** begin Task data **
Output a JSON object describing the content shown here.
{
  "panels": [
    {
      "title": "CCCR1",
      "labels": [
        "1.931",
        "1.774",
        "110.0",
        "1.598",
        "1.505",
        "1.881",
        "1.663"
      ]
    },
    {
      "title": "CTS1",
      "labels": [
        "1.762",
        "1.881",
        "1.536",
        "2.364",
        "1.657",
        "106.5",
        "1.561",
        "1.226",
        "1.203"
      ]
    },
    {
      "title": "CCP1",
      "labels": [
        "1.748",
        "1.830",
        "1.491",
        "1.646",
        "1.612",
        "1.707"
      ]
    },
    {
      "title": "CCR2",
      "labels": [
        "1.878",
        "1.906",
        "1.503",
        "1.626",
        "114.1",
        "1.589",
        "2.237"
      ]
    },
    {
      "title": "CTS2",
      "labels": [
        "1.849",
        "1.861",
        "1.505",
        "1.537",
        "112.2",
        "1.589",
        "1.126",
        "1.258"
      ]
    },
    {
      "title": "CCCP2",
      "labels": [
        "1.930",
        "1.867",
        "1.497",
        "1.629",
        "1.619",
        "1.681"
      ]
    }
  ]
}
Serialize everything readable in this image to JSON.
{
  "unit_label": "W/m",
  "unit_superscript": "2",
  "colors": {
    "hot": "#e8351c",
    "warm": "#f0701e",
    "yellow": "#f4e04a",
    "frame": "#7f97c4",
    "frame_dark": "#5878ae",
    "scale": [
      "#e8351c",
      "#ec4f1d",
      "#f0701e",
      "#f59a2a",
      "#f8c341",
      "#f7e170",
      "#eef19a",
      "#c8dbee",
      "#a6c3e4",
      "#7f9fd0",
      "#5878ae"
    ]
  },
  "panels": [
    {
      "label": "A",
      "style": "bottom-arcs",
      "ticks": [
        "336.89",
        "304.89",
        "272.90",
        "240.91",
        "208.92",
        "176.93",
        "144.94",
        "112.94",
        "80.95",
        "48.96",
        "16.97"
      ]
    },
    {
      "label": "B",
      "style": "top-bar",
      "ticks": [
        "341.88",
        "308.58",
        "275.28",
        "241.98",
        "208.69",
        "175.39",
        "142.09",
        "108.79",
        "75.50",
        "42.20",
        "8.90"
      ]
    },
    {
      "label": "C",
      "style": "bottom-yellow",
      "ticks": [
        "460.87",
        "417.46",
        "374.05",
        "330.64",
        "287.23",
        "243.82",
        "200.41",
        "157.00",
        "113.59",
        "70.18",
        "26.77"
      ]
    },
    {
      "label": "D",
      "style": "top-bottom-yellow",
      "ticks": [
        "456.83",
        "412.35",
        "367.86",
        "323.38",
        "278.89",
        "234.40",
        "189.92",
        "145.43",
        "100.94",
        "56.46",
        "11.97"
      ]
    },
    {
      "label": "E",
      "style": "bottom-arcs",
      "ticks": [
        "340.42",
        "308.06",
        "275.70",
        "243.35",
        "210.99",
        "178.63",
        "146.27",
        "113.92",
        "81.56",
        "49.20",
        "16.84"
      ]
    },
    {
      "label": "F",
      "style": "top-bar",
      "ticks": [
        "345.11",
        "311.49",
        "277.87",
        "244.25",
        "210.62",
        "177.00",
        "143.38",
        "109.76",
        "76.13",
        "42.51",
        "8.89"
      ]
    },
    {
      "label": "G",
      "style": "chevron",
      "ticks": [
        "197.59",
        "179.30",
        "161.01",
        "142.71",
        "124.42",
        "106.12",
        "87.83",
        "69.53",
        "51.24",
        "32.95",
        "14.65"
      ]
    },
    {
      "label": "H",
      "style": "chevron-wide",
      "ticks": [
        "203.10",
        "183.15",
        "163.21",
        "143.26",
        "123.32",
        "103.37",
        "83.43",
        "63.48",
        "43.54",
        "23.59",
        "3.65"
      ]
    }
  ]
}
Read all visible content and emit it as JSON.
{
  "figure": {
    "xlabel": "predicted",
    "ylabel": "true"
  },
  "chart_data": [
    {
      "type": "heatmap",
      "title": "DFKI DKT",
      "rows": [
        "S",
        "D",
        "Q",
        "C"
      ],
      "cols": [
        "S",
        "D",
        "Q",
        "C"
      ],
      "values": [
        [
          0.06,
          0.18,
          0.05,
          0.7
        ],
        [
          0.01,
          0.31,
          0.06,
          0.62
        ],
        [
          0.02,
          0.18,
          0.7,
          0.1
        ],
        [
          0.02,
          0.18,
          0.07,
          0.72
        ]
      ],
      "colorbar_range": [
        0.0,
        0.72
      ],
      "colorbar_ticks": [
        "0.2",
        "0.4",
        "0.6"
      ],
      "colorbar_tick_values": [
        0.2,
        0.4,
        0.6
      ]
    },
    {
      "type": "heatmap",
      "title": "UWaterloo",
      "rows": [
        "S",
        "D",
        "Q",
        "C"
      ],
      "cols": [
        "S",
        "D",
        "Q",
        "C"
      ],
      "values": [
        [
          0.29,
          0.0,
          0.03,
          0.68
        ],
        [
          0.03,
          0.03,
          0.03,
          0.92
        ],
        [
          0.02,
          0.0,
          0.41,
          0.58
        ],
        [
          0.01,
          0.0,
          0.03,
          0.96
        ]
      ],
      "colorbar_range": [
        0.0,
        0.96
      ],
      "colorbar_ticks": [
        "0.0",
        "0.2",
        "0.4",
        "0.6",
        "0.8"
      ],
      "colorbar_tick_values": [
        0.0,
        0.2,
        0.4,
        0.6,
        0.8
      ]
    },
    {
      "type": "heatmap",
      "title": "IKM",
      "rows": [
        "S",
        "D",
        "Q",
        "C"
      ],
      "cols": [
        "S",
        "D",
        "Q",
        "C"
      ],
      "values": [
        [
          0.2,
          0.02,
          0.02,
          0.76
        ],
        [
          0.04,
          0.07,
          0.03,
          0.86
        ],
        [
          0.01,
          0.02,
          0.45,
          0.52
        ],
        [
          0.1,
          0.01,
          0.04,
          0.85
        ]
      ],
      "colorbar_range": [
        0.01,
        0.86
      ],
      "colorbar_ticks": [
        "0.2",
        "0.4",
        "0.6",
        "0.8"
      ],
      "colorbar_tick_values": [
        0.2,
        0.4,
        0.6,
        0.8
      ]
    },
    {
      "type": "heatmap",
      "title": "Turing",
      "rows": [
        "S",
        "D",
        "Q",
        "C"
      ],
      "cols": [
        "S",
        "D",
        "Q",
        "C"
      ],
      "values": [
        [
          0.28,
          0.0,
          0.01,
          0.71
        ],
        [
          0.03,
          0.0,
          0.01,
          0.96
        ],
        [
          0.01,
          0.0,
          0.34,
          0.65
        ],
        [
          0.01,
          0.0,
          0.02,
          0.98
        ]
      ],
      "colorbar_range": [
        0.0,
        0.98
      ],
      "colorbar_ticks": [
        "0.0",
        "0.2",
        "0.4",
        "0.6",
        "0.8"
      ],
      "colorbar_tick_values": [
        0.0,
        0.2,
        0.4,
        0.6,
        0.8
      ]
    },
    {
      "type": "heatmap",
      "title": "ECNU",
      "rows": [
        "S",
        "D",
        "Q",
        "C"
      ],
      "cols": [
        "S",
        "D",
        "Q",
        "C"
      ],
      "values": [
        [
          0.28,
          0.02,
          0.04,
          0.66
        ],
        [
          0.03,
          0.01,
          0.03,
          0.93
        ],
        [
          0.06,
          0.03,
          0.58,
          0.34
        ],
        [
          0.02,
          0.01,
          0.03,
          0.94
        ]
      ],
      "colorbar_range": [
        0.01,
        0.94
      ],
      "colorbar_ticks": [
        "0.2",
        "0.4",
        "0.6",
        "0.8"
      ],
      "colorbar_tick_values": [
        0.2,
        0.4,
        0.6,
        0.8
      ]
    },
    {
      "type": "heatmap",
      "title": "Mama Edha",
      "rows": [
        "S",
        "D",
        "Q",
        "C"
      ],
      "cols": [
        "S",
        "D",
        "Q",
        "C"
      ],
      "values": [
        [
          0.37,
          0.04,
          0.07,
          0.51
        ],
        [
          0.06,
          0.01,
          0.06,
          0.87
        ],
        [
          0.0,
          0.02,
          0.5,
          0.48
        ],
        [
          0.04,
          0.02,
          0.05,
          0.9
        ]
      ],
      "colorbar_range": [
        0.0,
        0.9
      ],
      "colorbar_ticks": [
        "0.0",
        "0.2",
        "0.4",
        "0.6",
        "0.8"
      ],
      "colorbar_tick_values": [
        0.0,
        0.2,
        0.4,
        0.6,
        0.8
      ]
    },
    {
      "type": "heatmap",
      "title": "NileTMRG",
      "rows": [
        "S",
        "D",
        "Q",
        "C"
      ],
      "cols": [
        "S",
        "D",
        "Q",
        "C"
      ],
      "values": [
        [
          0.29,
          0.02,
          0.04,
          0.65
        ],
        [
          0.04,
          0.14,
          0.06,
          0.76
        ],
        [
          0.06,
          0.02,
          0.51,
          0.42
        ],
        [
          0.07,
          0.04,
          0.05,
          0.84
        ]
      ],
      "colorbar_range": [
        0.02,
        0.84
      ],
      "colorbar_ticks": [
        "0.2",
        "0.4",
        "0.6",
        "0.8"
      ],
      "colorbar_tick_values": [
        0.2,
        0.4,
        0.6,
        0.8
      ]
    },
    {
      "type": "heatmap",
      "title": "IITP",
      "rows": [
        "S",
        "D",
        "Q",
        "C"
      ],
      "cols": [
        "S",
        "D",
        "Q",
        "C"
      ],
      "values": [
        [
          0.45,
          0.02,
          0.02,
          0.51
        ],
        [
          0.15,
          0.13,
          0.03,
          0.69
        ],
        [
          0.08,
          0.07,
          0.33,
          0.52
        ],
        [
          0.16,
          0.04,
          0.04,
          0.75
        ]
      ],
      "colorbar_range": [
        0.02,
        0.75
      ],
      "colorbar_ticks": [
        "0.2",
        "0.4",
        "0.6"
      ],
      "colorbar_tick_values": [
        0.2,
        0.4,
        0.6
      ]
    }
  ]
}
** end Task data **
*Task brief:* From the data above, copy out every line with the string "JSON" in it.

*Full output:*
Output a JSON object describing the content shown here.
Serialize everything readable in this image to JSON.
Read all visible content and emit it as JSON.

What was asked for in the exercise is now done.